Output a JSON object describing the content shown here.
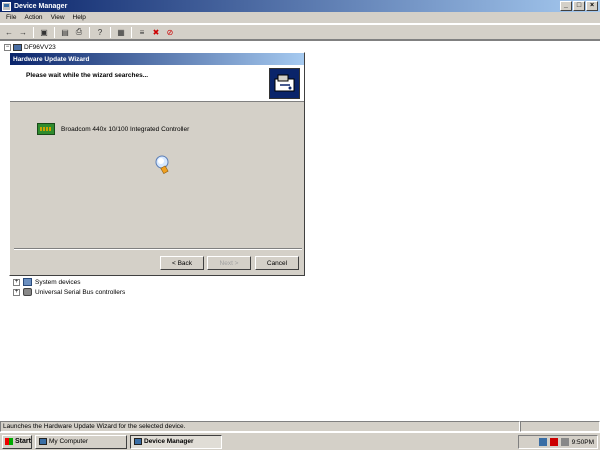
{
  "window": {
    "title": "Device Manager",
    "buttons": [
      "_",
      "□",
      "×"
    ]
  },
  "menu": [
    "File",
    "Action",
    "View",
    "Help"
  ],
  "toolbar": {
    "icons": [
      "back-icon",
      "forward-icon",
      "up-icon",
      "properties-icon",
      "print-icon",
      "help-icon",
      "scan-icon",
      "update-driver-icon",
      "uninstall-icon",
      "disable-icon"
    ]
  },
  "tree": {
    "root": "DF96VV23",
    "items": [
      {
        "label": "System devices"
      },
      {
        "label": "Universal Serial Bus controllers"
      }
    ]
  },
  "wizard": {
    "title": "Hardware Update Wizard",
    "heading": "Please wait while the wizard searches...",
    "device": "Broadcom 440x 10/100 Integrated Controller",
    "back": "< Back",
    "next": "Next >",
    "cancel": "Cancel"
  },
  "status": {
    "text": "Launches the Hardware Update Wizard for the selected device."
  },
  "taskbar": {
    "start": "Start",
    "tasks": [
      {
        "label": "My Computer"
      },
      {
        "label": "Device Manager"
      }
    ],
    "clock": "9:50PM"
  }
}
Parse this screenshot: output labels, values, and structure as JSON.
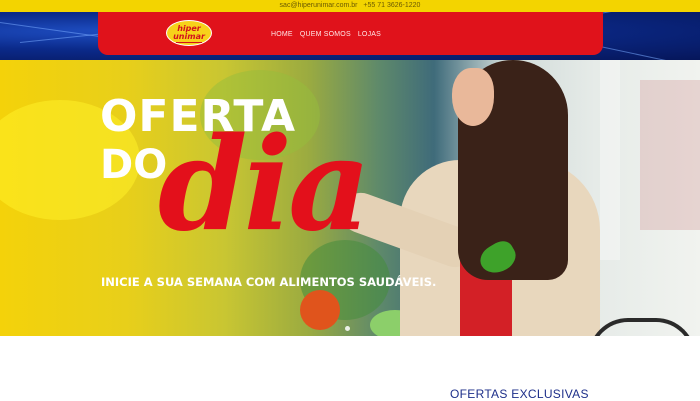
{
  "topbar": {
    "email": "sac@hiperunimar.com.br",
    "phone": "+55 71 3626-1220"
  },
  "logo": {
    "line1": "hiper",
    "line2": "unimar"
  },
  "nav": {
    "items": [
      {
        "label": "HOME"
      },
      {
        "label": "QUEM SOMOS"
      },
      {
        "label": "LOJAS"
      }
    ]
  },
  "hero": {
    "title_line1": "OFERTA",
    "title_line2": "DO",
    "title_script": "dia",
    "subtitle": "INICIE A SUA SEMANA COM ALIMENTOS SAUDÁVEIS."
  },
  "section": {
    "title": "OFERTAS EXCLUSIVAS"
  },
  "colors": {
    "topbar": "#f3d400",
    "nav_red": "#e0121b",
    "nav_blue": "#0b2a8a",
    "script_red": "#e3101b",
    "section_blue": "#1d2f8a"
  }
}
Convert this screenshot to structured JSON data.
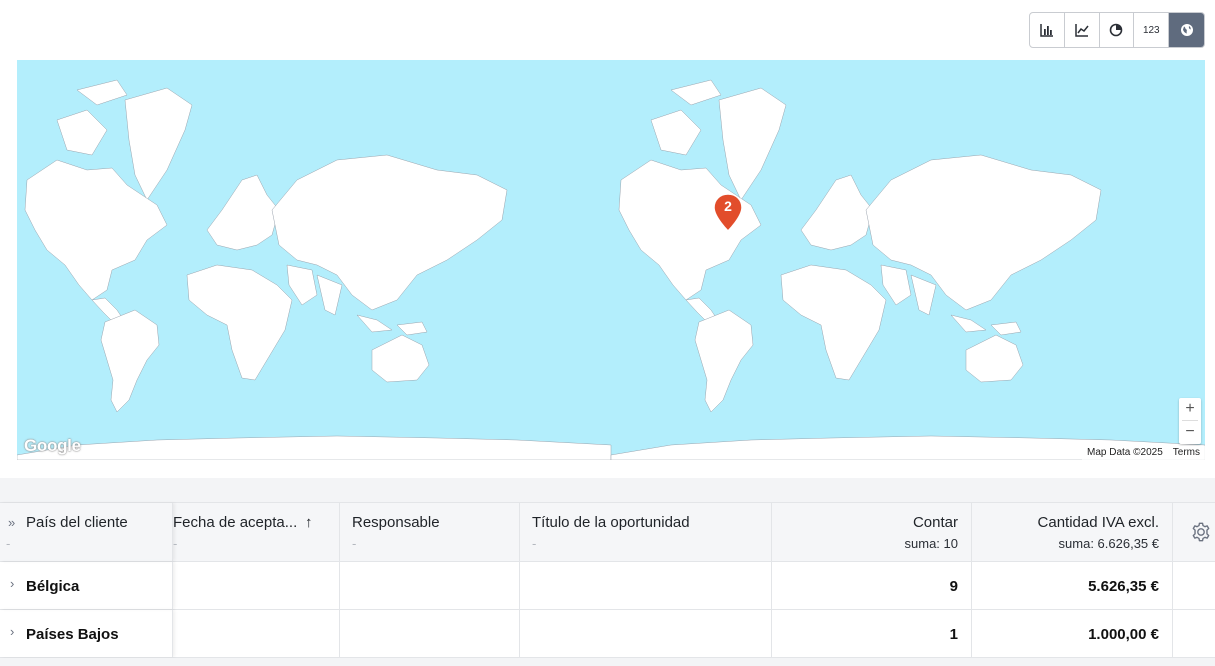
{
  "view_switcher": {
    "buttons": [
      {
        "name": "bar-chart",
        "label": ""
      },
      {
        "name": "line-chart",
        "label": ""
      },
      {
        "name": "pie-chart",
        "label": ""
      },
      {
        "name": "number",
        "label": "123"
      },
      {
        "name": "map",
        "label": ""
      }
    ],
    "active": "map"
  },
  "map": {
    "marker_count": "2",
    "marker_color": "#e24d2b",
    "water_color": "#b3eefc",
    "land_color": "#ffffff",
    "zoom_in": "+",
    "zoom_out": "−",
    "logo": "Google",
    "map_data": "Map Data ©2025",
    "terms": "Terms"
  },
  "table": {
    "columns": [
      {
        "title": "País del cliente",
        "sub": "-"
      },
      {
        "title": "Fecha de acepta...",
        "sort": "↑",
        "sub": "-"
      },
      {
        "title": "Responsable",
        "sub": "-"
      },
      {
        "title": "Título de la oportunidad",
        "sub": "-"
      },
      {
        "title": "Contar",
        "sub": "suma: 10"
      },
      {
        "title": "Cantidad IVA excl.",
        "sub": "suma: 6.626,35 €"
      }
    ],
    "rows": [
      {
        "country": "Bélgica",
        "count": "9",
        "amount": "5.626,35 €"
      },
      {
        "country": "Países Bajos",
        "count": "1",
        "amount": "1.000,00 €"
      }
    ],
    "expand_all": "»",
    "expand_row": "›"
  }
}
——————————
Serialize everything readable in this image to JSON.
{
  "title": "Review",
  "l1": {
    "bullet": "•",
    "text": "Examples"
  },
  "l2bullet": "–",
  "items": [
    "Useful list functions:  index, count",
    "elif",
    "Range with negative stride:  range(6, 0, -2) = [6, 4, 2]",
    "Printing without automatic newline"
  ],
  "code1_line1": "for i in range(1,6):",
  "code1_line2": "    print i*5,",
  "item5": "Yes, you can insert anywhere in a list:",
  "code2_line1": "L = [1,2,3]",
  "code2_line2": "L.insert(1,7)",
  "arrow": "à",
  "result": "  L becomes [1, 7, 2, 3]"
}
——————————
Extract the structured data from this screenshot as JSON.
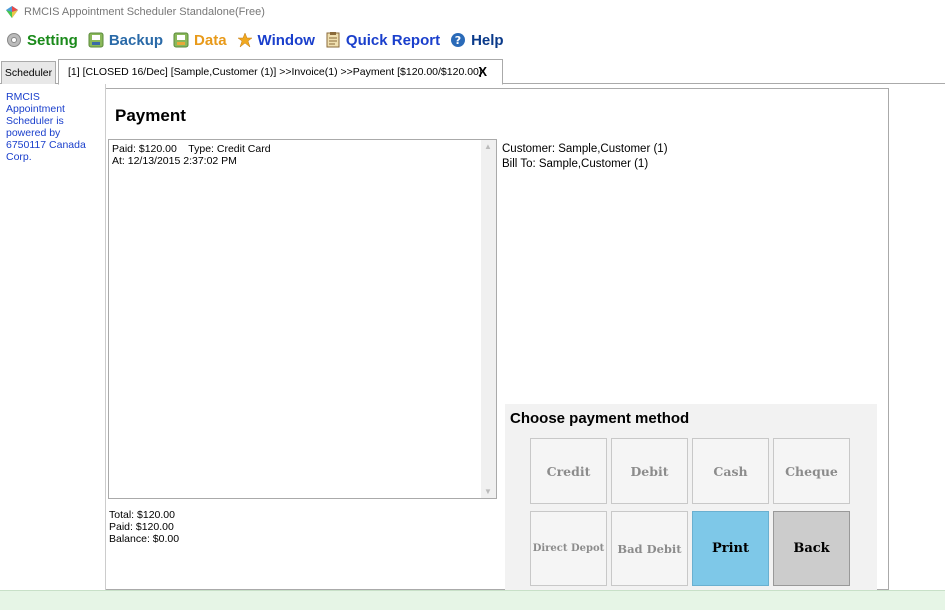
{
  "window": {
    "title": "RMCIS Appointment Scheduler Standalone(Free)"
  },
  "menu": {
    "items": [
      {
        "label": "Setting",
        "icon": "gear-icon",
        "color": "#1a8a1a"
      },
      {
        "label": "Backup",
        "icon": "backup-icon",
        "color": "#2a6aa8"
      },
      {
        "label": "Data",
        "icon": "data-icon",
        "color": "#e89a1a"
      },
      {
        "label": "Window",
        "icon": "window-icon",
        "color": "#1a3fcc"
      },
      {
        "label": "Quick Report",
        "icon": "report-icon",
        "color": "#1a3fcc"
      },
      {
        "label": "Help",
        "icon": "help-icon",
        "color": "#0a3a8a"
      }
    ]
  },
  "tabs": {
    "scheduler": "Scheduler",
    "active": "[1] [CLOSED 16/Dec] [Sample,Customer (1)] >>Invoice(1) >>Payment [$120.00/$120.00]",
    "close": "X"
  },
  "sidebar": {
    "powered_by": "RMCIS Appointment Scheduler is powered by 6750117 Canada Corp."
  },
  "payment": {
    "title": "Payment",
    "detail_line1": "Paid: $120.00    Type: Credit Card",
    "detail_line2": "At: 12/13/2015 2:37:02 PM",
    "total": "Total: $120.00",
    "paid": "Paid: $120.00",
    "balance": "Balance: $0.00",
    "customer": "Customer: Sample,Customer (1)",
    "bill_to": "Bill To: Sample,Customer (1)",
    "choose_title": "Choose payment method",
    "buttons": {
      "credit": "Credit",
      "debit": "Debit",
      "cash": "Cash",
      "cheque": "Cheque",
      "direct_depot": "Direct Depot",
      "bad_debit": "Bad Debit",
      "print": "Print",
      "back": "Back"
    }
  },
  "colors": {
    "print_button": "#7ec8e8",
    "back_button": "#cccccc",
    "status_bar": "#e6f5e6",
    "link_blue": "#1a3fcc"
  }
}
——————————
Within the listing above, work out how many lines contain the string "active", and reply with that number only.

2